[Stored data]
[Begin]

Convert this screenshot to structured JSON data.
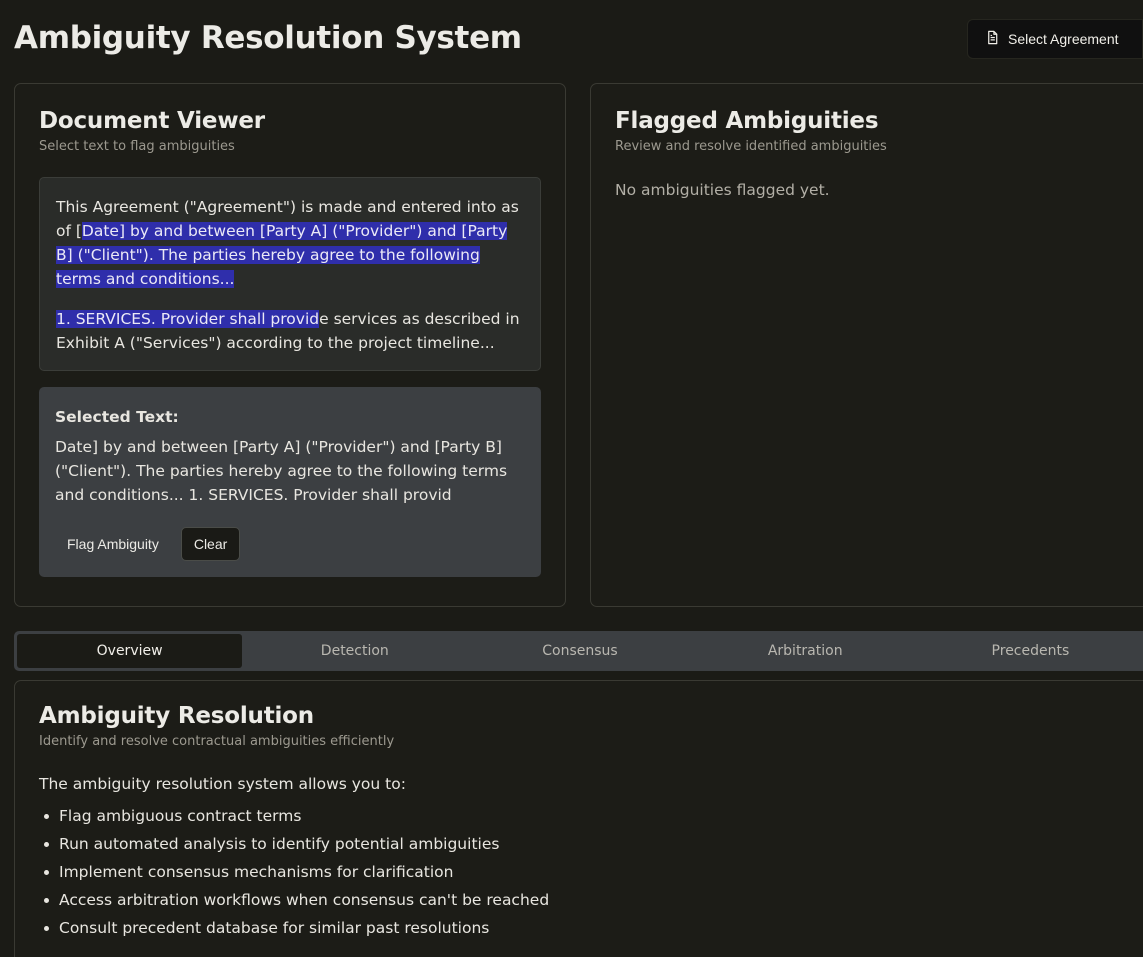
{
  "header": {
    "title": "Ambiguity Resolution System",
    "select_agreement_label": "Select Agreement",
    "select_agreement_icon": "document-icon"
  },
  "document_viewer": {
    "title": "Document Viewer",
    "subtitle": "Select text to flag ambiguities",
    "paragraph1": {
      "before": "This Agreement (\"Agreement\") is made and entered into as of [",
      "highlighted": "Date] by and between [Party A] (\"Provider\") and [Party B] (\"Client\"). The parties hereby agree to the following terms and conditions..."
    },
    "paragraph2": {
      "highlighted": "1. SERVICES. Provider shall provid",
      "after": "e services as described in Exhibit A (\"Services\") according to the project timeline..."
    },
    "selection": {
      "label": "Selected Text:",
      "text": "Date] by and between [Party A] (\"Provider\") and [Party B] (\"Client\"). The parties hereby agree to the following terms and conditions... 1. SERVICES. Provider shall provid",
      "flag_button": "Flag Ambiguity",
      "clear_button": "Clear"
    }
  },
  "flagged": {
    "title": "Flagged Ambiguities",
    "subtitle": "Review and resolve identified ambiguities",
    "empty_message": "No ambiguities flagged yet."
  },
  "tabs": [
    {
      "label": "Overview",
      "active": true
    },
    {
      "label": "Detection",
      "active": false
    },
    {
      "label": "Consensus",
      "active": false
    },
    {
      "label": "Arbitration",
      "active": false
    },
    {
      "label": "Precedents",
      "active": false
    }
  ],
  "overview": {
    "title": "Ambiguity Resolution",
    "subtitle": "Identify and resolve contractual ambiguities efficiently",
    "intro": "The ambiguity resolution system allows you to:",
    "features": [
      "Flag ambiguous contract terms",
      "Run automated analysis to identify potential ambiguities",
      "Implement consensus mechanisms for clarification",
      "Access arbitration workflows when consensus can't be reached",
      "Consult precedent database for similar past resolutions"
    ]
  },
  "colors": {
    "background": "#1b1b16",
    "highlight": "#2f2eab",
    "panel": "#3c3f42"
  }
}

[End]

> Work to do
Report only the number of lines in the data above that contain "Party".

> Written reply
2